» **Records from a collection of figures**:
=======

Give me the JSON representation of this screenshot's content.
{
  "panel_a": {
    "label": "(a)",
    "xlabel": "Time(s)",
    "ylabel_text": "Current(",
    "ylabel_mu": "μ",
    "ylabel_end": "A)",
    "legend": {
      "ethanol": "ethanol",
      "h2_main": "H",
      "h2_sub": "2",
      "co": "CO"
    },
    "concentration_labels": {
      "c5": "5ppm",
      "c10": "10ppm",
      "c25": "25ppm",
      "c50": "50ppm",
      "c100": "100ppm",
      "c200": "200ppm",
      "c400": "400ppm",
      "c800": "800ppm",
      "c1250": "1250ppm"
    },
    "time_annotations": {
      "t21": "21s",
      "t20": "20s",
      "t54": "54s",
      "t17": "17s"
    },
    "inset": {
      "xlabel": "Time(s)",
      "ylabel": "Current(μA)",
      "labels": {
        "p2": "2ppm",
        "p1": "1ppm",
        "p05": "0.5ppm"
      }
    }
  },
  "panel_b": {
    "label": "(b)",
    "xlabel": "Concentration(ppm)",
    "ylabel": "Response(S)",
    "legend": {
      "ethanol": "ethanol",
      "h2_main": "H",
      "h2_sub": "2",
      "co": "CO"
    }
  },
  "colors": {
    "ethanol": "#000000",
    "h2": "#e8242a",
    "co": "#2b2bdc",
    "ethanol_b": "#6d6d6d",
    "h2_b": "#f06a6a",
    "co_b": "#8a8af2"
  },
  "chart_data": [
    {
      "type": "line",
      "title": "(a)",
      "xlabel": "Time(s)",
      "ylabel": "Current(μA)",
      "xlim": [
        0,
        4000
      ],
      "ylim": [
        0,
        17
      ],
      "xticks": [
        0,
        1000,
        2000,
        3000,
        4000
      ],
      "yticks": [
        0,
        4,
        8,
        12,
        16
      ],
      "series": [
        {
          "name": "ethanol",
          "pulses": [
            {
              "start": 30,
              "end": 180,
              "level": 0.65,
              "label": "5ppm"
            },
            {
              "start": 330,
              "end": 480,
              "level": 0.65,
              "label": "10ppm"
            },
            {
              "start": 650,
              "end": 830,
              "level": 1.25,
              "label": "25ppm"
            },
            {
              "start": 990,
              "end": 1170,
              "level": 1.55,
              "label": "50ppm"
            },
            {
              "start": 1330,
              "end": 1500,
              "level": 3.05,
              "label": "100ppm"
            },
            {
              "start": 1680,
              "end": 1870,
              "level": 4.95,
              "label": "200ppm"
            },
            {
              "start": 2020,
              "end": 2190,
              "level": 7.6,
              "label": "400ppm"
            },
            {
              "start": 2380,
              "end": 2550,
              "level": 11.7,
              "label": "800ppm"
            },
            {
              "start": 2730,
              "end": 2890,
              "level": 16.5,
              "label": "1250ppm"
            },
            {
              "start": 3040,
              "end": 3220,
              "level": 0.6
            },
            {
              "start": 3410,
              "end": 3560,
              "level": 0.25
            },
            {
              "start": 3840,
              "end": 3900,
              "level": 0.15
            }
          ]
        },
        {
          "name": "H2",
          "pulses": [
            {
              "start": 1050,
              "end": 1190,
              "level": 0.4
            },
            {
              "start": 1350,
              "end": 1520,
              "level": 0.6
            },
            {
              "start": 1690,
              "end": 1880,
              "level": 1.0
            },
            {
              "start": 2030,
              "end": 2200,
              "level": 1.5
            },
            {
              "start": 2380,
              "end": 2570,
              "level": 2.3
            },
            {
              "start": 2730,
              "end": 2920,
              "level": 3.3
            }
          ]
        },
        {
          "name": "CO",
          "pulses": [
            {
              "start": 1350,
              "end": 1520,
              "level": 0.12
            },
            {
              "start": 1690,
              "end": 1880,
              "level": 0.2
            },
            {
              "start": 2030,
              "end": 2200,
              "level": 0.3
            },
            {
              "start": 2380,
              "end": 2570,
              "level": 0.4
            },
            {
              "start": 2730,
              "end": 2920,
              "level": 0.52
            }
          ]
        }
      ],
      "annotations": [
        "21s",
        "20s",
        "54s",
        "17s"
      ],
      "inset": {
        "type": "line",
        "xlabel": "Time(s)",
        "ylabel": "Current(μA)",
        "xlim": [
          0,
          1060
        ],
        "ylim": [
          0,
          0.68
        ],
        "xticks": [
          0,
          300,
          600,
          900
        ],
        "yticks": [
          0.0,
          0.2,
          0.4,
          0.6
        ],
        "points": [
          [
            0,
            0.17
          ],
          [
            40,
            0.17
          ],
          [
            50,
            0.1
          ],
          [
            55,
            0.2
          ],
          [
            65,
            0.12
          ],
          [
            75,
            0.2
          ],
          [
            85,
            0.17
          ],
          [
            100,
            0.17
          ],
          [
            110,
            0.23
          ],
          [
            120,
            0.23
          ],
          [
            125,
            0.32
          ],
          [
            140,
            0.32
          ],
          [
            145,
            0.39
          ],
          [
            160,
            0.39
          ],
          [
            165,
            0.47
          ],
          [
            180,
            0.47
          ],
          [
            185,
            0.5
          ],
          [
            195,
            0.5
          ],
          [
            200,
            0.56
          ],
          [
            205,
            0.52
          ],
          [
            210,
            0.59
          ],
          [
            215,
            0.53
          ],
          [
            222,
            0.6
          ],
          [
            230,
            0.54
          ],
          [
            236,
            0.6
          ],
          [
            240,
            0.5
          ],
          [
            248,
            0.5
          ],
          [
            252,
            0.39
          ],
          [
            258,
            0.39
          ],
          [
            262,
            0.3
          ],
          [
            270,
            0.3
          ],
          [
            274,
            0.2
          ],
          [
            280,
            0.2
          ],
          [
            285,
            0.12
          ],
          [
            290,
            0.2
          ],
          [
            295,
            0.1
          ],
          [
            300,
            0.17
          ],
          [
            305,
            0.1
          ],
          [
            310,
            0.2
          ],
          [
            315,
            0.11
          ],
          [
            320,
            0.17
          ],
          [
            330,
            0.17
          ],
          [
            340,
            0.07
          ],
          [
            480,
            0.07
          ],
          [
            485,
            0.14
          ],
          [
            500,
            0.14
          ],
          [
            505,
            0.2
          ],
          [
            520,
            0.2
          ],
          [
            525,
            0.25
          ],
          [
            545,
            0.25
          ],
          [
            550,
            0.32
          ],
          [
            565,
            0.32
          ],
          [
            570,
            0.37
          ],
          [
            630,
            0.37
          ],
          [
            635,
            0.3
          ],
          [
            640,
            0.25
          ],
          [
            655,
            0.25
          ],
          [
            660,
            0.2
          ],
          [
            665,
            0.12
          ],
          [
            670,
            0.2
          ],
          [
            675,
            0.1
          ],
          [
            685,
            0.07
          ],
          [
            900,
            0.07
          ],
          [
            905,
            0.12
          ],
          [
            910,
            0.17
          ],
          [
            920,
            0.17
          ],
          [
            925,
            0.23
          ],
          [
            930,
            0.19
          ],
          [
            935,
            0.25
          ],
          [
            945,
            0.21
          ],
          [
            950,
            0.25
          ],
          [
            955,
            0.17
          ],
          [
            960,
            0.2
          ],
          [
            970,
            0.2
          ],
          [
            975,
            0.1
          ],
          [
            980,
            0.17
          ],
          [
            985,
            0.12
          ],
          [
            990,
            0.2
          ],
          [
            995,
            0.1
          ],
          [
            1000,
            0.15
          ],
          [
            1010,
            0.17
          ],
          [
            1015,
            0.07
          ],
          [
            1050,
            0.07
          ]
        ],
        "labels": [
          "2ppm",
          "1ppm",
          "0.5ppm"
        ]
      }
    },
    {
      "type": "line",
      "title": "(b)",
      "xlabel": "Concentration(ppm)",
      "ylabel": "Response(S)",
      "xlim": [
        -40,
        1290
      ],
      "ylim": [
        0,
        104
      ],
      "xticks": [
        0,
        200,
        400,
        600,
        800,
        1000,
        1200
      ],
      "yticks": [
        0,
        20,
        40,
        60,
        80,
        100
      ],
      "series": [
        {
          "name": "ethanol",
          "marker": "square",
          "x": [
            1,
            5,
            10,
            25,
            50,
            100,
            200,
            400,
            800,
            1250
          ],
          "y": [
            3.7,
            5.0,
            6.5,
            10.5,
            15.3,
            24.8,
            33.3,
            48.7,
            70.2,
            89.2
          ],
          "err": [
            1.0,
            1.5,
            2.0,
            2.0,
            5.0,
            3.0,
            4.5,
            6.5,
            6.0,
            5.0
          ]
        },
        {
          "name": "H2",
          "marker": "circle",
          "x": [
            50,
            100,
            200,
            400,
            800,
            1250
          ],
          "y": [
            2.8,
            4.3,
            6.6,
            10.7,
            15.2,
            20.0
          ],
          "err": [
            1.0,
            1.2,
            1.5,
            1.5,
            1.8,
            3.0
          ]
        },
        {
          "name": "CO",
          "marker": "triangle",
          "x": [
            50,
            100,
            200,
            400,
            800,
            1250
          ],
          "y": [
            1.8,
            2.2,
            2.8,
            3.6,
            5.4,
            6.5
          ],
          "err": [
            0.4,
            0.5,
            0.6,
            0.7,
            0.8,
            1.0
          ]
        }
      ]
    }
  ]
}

=======

» **Instruction**:
Copy every line of the listing that includes the string "Response".

» **Task solution**:
    "ylabel": "Response(S)",
      "ylabel": "Response(S)",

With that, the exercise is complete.